• [Some records]
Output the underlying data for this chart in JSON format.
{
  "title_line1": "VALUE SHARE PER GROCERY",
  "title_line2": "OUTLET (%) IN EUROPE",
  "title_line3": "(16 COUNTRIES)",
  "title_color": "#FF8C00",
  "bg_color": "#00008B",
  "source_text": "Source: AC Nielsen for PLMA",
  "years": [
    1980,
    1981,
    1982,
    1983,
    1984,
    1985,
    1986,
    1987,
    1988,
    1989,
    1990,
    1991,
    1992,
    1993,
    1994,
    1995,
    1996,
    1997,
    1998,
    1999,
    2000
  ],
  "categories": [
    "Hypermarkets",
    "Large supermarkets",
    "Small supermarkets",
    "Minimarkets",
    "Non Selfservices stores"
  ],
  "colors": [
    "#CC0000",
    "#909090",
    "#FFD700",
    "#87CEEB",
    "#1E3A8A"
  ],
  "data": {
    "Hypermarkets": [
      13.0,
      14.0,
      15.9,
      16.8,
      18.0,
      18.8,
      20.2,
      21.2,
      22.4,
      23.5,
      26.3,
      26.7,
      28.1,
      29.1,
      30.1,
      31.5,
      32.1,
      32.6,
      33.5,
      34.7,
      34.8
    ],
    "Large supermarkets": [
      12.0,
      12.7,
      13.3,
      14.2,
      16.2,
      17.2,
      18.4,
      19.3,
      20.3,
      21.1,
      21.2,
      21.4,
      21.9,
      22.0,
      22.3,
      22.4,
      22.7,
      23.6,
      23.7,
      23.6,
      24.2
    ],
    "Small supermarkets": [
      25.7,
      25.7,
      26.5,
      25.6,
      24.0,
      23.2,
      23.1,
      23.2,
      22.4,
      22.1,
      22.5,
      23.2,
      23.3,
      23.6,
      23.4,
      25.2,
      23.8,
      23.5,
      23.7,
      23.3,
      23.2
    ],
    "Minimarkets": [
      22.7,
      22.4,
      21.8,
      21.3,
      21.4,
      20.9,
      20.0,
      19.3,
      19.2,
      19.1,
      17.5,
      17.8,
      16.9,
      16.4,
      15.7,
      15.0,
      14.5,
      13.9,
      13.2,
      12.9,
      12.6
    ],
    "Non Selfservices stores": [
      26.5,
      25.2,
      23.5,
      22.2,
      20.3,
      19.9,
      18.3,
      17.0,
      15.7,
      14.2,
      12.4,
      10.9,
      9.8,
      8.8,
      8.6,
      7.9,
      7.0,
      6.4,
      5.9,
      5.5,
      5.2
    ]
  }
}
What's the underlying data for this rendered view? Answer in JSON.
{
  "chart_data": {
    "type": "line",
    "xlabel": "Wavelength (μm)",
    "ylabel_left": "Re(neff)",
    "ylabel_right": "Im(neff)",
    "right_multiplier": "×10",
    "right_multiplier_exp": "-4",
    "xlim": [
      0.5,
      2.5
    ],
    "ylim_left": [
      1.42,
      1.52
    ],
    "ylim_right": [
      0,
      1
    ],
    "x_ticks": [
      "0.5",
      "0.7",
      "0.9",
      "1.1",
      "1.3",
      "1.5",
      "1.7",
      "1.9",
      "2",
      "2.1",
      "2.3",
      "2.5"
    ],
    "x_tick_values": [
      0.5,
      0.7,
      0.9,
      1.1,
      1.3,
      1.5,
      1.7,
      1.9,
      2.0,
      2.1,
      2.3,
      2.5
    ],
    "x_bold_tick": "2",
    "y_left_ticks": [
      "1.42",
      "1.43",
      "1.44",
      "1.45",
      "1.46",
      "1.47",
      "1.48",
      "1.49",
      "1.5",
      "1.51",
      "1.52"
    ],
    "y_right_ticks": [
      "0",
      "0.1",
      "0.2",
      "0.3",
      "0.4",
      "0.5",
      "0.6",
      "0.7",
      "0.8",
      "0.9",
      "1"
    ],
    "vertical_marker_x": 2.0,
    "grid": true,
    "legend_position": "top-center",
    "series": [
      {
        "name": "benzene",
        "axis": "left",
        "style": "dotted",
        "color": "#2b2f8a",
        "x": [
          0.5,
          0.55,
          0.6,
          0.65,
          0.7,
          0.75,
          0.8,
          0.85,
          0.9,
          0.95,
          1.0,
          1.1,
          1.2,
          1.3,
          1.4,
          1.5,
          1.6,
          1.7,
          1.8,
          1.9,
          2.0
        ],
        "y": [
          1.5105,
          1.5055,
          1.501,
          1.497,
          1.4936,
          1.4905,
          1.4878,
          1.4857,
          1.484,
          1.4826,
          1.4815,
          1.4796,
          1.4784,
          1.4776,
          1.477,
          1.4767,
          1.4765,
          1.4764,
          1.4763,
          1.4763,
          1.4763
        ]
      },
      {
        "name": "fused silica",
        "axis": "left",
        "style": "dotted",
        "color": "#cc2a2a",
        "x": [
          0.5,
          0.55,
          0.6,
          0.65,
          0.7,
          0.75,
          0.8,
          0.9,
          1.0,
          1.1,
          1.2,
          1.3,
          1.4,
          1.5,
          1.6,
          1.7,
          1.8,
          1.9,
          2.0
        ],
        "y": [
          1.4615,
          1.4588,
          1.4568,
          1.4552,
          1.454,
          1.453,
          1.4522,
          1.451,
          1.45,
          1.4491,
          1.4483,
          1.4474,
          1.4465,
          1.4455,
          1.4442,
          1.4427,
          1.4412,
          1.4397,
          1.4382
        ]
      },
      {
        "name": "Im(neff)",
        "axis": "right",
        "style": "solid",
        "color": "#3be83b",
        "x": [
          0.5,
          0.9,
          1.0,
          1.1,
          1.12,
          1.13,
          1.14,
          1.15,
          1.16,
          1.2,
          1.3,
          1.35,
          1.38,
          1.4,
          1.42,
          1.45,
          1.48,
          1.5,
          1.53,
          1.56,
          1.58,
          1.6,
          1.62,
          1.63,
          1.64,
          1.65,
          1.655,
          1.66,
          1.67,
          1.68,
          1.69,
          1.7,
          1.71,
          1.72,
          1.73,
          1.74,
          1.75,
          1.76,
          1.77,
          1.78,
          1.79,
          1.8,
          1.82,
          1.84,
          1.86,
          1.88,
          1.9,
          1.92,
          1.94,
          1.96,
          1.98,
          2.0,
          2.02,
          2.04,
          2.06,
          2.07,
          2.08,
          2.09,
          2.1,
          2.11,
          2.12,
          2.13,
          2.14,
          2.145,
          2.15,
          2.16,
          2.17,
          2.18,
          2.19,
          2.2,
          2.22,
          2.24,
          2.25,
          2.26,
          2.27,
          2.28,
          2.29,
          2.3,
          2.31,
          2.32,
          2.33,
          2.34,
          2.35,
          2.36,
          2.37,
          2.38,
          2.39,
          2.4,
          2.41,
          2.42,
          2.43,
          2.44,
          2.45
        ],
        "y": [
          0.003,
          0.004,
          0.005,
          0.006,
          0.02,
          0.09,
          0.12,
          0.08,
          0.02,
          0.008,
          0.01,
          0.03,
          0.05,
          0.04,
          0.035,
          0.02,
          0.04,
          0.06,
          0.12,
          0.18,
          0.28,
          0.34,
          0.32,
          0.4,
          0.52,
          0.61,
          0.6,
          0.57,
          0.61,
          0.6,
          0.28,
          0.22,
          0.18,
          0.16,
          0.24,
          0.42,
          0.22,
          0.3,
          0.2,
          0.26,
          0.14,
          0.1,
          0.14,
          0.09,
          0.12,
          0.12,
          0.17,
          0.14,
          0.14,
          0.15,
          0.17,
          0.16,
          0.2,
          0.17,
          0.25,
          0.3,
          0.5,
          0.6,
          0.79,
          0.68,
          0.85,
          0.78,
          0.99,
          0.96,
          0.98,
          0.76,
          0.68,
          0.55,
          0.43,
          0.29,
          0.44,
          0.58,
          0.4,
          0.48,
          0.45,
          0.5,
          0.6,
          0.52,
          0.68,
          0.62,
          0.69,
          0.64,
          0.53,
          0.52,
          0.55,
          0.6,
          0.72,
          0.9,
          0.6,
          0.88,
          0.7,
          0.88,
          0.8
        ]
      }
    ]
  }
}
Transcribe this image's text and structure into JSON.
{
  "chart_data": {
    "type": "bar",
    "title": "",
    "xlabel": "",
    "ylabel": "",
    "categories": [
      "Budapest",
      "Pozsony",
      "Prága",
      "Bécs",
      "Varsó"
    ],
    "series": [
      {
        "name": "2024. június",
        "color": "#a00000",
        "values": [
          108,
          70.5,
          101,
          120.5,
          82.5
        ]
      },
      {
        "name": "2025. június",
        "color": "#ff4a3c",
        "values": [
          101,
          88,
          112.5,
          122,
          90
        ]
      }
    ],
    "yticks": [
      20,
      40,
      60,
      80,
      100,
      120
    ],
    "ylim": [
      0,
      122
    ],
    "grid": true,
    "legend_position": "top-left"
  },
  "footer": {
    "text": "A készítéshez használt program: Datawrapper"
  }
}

• [PROMPT] Copy out every line of the data that includes the word "JSON".

• [EXPECTED OUTPUT]
Output the underlying data for this chart in JSON format.
What's the underlying data for this rendered view? Answer in JSON.
Transcribe this image's text and structure into JSON.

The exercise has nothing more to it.